**Information given:**
○ ○ ○ ○ ○

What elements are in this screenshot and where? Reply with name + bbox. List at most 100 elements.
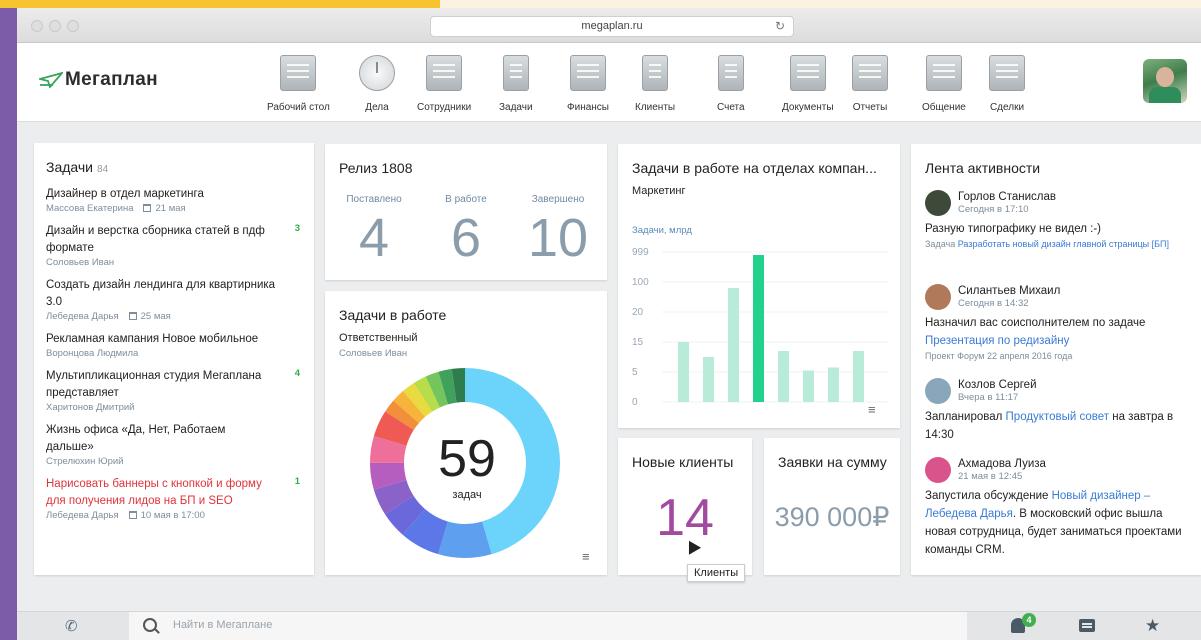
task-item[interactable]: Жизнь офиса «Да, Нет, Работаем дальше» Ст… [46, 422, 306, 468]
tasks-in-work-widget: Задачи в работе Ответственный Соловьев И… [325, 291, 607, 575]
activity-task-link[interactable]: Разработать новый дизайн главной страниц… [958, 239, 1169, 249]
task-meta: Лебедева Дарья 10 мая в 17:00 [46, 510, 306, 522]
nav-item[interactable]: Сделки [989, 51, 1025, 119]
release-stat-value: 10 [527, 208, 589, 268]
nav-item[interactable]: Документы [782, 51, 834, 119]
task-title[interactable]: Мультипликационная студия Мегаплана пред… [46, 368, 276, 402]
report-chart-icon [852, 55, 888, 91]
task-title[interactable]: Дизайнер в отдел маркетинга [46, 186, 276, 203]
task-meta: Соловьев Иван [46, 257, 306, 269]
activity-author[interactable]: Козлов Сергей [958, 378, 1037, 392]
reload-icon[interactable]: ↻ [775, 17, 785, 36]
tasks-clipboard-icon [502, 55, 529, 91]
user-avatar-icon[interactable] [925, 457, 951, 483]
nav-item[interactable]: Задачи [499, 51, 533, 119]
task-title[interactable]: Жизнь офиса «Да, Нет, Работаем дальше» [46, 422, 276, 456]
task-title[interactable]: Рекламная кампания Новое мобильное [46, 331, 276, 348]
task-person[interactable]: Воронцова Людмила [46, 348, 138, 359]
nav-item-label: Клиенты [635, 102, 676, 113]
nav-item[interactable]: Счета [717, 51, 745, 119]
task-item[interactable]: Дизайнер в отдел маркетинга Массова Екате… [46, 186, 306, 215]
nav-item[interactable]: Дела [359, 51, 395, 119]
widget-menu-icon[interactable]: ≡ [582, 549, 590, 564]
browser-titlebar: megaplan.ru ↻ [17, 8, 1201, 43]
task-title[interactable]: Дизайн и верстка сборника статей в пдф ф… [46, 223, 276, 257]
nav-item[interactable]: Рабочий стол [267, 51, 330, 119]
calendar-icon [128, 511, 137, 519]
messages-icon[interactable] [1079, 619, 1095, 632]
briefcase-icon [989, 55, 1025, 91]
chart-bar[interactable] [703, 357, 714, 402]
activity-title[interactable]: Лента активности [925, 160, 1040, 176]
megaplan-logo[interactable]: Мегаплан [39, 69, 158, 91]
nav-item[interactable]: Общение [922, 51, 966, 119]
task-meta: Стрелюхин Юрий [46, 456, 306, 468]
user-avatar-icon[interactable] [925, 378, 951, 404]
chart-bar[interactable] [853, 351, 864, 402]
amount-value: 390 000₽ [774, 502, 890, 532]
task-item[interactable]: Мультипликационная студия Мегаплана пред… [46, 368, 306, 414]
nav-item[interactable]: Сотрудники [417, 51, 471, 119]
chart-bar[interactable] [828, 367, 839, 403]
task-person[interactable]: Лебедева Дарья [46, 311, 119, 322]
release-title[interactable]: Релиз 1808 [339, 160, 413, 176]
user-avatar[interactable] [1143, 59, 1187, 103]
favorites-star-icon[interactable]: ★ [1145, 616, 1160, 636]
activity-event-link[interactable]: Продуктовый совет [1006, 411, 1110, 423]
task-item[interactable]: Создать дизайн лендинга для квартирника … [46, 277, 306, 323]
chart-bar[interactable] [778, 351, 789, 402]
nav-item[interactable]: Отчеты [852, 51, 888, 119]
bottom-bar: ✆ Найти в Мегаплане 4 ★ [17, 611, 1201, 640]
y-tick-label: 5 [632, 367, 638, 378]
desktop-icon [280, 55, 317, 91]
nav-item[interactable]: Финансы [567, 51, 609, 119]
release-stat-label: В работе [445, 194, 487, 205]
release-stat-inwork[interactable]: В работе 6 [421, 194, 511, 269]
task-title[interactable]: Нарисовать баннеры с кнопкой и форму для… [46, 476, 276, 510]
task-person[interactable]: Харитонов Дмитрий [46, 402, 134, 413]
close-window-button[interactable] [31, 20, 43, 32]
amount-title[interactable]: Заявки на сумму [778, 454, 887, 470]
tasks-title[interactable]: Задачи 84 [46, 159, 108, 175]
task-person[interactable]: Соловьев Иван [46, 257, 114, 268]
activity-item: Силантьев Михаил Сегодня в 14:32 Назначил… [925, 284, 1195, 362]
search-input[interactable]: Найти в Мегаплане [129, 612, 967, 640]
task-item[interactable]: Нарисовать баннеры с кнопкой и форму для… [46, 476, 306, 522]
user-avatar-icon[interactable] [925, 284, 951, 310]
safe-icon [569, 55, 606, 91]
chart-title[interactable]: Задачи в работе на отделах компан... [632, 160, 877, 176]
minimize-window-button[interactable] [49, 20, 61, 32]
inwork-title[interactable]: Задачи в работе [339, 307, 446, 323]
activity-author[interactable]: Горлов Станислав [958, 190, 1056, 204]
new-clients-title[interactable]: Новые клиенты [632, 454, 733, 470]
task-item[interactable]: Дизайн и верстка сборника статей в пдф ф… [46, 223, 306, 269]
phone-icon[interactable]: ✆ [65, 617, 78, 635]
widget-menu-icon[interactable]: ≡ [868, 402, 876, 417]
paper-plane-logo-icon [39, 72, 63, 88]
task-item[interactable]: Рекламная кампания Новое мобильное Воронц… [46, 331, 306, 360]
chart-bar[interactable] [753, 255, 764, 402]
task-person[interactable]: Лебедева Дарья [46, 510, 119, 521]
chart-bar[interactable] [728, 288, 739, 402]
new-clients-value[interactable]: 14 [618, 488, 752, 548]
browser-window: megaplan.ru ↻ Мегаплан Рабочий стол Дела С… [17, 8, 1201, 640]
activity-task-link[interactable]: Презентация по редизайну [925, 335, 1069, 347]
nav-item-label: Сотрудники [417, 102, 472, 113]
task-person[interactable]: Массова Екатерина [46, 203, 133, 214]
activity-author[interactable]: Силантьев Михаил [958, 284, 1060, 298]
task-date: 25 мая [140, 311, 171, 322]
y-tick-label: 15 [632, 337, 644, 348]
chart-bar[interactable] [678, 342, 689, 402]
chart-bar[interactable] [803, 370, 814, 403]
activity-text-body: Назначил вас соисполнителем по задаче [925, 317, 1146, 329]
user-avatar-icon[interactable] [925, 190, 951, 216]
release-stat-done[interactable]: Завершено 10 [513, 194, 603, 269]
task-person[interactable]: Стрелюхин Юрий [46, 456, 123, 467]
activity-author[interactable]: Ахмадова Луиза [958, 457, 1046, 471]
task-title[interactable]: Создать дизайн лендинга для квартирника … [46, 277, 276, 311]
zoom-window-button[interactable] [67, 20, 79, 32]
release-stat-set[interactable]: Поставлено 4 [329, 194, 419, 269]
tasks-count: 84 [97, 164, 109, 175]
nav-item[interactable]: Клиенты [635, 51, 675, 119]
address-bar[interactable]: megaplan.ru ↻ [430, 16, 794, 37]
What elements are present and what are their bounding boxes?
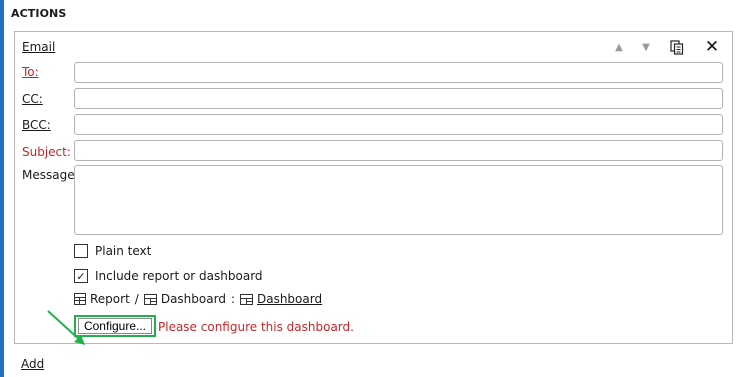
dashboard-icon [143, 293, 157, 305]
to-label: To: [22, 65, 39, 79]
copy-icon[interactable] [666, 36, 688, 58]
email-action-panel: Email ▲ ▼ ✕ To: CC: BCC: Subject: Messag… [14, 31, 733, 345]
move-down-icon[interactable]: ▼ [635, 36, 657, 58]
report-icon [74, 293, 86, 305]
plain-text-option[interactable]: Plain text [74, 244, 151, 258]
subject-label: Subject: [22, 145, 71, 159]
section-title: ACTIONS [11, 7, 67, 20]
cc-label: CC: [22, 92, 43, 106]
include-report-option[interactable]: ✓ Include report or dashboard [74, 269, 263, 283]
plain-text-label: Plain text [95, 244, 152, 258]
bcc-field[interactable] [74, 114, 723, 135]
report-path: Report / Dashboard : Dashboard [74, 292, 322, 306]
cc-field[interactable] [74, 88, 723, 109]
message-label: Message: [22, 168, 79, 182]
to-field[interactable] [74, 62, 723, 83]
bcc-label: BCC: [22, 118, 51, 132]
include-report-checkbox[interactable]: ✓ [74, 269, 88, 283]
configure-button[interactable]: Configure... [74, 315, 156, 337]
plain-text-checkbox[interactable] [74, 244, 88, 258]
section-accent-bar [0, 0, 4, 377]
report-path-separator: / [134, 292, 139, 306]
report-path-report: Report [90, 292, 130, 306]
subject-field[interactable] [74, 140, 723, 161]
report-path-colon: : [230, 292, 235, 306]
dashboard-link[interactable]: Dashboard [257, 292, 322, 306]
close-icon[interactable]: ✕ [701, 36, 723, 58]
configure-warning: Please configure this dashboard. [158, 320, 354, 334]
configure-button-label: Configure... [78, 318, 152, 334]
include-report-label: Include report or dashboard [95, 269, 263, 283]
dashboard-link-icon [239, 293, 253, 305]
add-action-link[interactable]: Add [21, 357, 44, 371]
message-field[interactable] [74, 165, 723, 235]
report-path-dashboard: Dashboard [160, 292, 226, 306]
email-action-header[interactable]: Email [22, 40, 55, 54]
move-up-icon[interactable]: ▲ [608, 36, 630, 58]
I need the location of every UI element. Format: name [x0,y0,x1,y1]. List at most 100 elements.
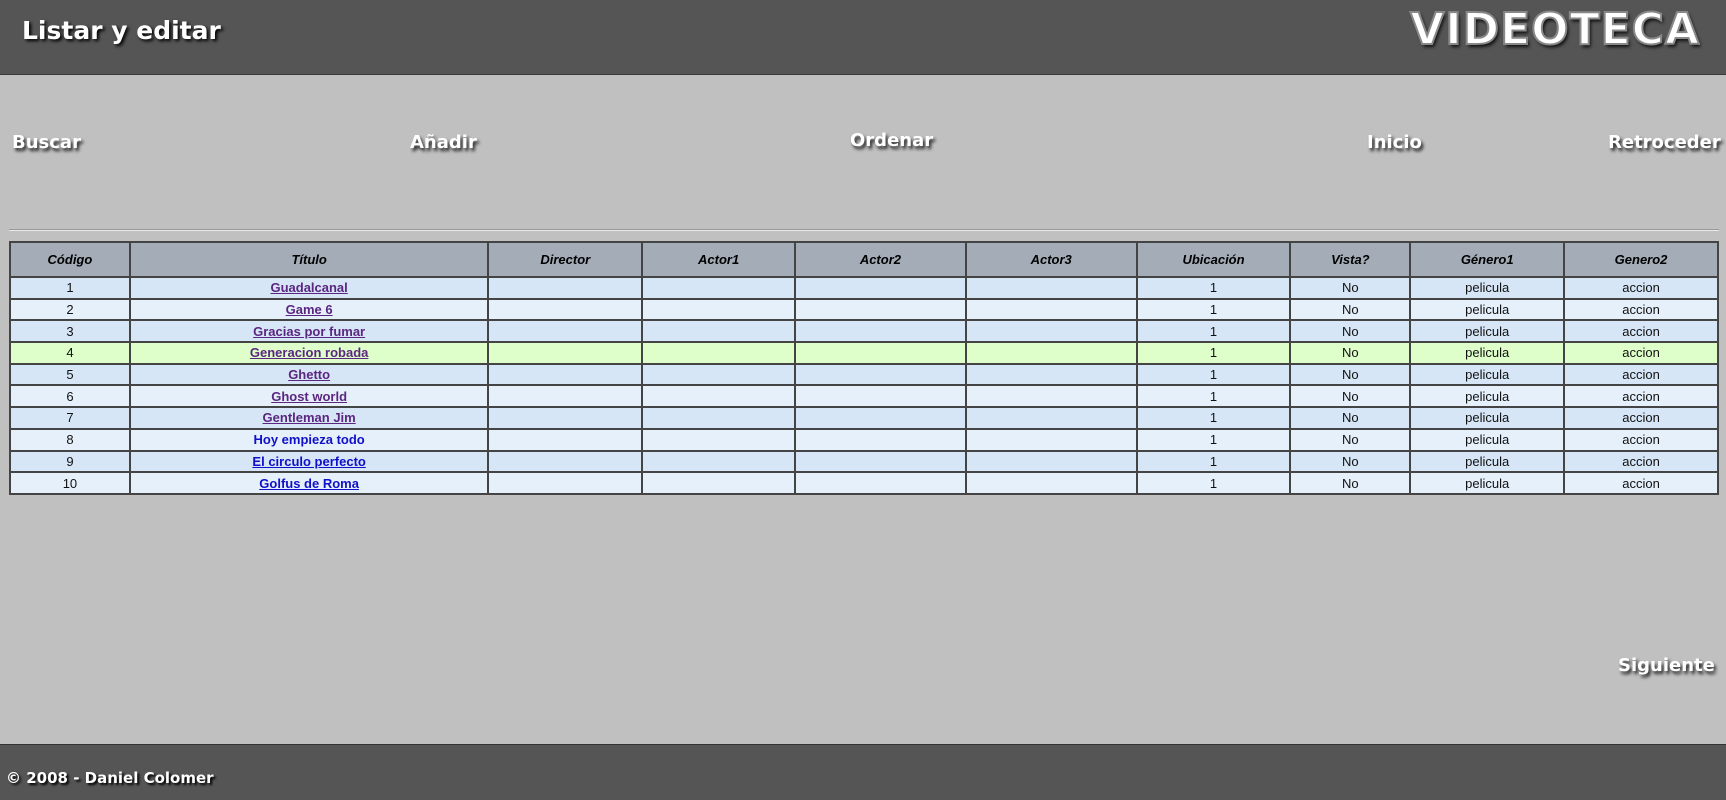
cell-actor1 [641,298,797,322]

○ ○ ○ ○ ○

Please copy out the entries, without changes, from the line containing "task-item[interactable]: Жизнь офиса" through the line containing "nav-item[interactable]: Документы [782, 51, 834, 119]", inclusive.

task-item[interactable]: Жизнь офиса «Да, Нет, Работаем дальше» Ст… [46, 422, 306, 468]
tasks-in-work-widget: Задачи в работе Ответственный Соловьев И… [325, 291, 607, 575]
activity-task-link[interactable]: Разработать новый дизайн главной страниц… [958, 239, 1169, 249]
task-meta: Лебедева Дарья 10 мая в 17:00 [46, 510, 306, 522]
nav-item[interactable]: Сделки [989, 51, 1025, 119]
release-stat-value: 10 [527, 208, 589, 268]
nav-item[interactable]: Документы [782, 51, 834, 119]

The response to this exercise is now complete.